··· Text shown

Q: Tell me about a complex bug you fixed. A: The sandbox auto-recreation bug (PR #274). e2b sandboxes have a 2-hour lifetime. When they expire, there’s no error event or callback. The sandbox just stops responding to API calls. Users would come back after a break and find a dead preview. Debugging was tricky because the sandbox object still existed in memory, it just couldn’t execute anything. I added health checks that ping the sandbox before operations. If the ping fails, I trigger a recreation flow: spin up a new sandbox from the same template, re-inject the current code from the latest state, and swap the sandbox reference. The user sees a brief loading state and then everything works again. The subtle part was making sure in-flight operations don’t race with the recreation.

Q: How do you approach working across multiple repos? A: Consistency is everything. I try to use the same patterns in every repo: same ESLint config where possible, same commit message style, same PR description format. When I make a change that affects multiple repos (like the Storybook setup), I do them in dependency order: shared libraries first, then consumers. I write detailed PR descriptions that explain not just what changed but why, because the next person touching that code might be in a different repo and needs context. I also keep a mental map of which repo owns which concern, so I don’t accidentally duplicate logic.

Q: What was the most impactful PR you shipped? A: Two candidates. The Storybook setup for shadcn-ui with 56 components was high-impact because it gave the team a visual catalog of every primitive. Before that, you had to read the source code to know what a component looked like or what props it accepted. After, you could browse, interact, and screenshot every variant. The canvas loading fix (PRs #246, #259) was high-impact in a different way: it was blocking every new user from having a working first experience. Fixing it directly improved activation rates.

Q: How did you build the Figma-to-code plugin? A: The plugin runs inside Figma’s plugin sandbox. It reads selected frames from the Figma API, extracts the design tree (layers, styles, constraints, auto-layout properties), and runs it through a codegen pipeline that converts Figma’s layout model into React components with Tailwind classes. Multi-frame export was important because users often have multiple variants of a component. The tweakpane UI lets users configure the output: which CSS framework, whether to inline styles or use classes, component naming conventions. The hardest part was mapping Figma’s constraint-based layout to Tailwind’s utility classes. Figma uses absolute positioning with constraints; Tailwind uses flexbox and grid. The conversion isn’t 1:1, so I had to make heuristic decisions about when a constraint-based layout should become flex vs grid.

mdt

What It Is

A fast, terminal-based markdown viewer and editor built with Rust. Point it at a directory and you get a file tree, a fully rendered markdown preview with syntax highlighting, a built-in vim-style editor, and a live split-pane preview that updates as you type. Published on crates.io as mdtui.

Rapid-Fire Details

Architecture

The application is a terminal UI built with ratatui. Key components:

• File browser — collapsible tree with directory navigation, search/filter, fuzzy finder, and CRUD operations (create, delete, rename, move files/dirs)

······

## Short problem 1
In the interview notes, take the part that opens with the words containing "Architecture" and closes with "rename, move files/dirs)" and give it again, swapping "ratatui" for "crossterm".
## Short problem 2
Do these statements agree with the interview notes? Answer yes or no for each, and quote the words that settle it. (a) e2b sandboxes last for two hours. (b) The Storybook setup for shadcn-ui covered 65 components. (c) The markdown viewer is published on crates.io under the name mdt.

··· Dataset excerpts

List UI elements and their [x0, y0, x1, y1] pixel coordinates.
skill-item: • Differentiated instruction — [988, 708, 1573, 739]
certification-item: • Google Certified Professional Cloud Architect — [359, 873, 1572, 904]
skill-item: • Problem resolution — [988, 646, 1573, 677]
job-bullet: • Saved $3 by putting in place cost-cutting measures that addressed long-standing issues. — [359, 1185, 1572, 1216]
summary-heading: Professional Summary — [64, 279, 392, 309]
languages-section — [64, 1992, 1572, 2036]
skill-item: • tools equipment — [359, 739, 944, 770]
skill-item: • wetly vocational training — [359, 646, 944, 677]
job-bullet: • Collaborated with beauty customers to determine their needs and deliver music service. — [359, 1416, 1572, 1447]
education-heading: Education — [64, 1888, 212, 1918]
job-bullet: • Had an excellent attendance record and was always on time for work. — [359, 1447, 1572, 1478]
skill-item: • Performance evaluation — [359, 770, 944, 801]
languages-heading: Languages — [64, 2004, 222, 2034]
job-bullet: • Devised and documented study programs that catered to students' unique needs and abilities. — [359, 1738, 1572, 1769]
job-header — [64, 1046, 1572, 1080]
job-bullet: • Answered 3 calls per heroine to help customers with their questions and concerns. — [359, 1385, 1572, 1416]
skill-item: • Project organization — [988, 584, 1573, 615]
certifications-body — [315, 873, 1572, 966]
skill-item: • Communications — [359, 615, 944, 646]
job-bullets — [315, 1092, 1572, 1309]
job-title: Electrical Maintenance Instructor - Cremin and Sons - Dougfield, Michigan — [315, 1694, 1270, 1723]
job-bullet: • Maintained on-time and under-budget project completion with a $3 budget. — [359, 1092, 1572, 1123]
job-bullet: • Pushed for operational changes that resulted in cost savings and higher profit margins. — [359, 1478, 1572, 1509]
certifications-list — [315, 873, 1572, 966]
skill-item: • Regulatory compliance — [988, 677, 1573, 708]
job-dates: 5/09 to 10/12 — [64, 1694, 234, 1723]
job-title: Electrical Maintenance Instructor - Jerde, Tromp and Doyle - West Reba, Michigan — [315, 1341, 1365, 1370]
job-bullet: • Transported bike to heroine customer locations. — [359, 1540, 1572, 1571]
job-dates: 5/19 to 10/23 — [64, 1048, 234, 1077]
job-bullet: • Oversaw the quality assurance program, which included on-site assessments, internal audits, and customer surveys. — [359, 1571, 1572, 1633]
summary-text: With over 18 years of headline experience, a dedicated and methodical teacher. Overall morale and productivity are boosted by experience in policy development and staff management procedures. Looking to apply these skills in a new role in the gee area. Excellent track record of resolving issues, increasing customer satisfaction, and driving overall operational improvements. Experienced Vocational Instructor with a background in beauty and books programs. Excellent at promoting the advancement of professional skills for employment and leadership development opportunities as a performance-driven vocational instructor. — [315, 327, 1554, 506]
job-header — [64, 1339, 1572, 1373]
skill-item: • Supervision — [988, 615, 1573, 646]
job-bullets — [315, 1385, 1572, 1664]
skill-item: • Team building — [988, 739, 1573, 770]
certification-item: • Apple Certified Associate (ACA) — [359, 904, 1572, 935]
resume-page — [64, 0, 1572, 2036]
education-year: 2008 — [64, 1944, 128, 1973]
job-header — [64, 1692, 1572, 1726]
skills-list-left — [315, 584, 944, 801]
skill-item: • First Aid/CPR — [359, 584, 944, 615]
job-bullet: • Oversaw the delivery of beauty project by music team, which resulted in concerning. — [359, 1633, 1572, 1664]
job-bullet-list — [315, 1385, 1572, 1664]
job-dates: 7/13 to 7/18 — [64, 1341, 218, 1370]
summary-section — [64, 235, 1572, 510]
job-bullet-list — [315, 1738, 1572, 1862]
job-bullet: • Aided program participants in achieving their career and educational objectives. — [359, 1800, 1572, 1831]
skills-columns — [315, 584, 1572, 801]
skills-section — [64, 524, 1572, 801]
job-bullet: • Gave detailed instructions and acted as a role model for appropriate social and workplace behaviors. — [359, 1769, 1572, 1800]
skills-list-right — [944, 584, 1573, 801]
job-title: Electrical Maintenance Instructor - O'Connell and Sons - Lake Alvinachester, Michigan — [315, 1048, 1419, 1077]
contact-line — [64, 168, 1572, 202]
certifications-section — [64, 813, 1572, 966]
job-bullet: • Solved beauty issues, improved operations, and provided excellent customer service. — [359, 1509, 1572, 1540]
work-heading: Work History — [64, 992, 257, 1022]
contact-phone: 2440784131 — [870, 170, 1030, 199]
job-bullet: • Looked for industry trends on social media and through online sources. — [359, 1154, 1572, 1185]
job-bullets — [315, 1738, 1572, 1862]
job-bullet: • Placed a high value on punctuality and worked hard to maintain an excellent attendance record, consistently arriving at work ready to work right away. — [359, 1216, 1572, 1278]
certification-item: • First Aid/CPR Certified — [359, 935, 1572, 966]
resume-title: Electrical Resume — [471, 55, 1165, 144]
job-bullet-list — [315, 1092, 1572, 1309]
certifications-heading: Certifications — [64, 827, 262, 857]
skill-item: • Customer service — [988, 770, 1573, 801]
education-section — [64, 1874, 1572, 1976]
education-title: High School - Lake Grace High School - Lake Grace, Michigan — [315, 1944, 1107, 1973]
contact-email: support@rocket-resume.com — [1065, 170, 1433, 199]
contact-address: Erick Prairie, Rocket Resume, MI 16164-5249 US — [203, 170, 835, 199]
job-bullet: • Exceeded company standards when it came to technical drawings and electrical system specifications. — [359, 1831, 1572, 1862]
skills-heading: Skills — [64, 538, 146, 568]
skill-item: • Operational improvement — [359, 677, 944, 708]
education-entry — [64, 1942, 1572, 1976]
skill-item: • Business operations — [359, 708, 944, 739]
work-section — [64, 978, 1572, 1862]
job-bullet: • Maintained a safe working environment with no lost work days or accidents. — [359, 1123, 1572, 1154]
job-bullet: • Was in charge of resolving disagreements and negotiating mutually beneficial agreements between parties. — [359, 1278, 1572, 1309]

······

## Correct response 1
Architecture

The application is a terminal UI built with crossterm. Key components:

• File browser — collapsible tree with directory navigation, search/filter, fuzzy finder, and CRUD operations (create, delete, rename, move files/dirs)

## Correct response 2
(a) Yes: "e2b sandboxes have a 2-hour lifetime."
(b) No: "The Storybook setup for shadcn-ui with 56 components"
(c) No: "Published on crates.io as mdtui."